══ Supplied entries ══

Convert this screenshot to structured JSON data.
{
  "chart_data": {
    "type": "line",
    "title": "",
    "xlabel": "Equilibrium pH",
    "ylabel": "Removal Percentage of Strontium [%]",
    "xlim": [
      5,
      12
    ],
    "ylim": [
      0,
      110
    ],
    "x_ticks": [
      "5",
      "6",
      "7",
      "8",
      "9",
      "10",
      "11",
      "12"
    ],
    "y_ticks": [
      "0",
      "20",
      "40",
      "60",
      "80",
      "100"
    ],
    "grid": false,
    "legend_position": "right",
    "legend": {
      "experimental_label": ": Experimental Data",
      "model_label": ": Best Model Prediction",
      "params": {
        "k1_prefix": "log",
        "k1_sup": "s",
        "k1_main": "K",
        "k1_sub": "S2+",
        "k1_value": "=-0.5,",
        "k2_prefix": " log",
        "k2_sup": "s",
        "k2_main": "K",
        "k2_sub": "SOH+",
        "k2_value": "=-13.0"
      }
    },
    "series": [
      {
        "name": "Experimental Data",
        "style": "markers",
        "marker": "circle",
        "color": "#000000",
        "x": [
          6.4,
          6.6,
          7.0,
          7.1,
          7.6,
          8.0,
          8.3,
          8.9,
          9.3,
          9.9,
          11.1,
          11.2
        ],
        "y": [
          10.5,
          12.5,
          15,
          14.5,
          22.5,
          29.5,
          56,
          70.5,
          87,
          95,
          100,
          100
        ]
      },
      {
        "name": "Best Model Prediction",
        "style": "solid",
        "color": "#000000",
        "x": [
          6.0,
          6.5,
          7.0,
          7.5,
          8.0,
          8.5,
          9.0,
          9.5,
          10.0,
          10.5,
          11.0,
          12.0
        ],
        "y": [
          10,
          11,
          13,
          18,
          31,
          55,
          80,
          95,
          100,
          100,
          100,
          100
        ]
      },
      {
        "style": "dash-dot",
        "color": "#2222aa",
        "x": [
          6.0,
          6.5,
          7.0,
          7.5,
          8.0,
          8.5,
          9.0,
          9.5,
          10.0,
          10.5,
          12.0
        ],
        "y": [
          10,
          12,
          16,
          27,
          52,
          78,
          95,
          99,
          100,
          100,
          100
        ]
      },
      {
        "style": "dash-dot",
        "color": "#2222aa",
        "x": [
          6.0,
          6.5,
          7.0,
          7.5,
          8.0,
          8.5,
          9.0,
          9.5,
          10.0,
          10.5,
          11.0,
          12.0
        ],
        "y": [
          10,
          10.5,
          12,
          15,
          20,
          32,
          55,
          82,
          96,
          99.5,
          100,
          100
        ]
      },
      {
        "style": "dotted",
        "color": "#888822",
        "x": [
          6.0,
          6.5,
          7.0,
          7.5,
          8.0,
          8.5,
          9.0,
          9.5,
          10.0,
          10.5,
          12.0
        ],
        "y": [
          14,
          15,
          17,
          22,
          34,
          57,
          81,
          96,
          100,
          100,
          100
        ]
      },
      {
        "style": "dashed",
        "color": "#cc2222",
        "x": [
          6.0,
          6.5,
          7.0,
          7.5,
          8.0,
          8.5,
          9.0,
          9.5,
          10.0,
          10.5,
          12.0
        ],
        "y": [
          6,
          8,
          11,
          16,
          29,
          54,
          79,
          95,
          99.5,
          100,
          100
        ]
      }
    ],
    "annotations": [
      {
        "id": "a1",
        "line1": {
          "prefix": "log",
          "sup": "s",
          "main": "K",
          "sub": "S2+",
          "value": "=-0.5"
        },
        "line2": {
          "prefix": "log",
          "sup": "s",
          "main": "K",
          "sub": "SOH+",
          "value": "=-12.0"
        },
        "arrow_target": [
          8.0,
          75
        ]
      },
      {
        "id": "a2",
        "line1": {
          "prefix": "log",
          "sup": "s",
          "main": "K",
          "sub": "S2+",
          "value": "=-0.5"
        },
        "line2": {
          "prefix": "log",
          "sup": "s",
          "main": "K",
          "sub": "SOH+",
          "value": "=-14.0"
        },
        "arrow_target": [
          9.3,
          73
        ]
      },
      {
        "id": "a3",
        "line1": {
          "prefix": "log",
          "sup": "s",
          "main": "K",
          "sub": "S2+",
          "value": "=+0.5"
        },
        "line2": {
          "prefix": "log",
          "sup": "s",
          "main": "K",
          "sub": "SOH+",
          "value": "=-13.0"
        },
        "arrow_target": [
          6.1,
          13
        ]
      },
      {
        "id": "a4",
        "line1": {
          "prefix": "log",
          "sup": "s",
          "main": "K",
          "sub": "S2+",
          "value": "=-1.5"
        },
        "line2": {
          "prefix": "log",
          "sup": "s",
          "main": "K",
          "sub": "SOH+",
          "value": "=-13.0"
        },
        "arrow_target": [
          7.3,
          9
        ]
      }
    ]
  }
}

═══

[Set problem]:
Extract all lines from the data in which "style" is found.

[Result of this exercise]:
        "style": "markers",
        "style": "solid",
        "style": "dash-dot",
        "style": "dash-dot",
        "style": "dotted",
        "style": "dashed",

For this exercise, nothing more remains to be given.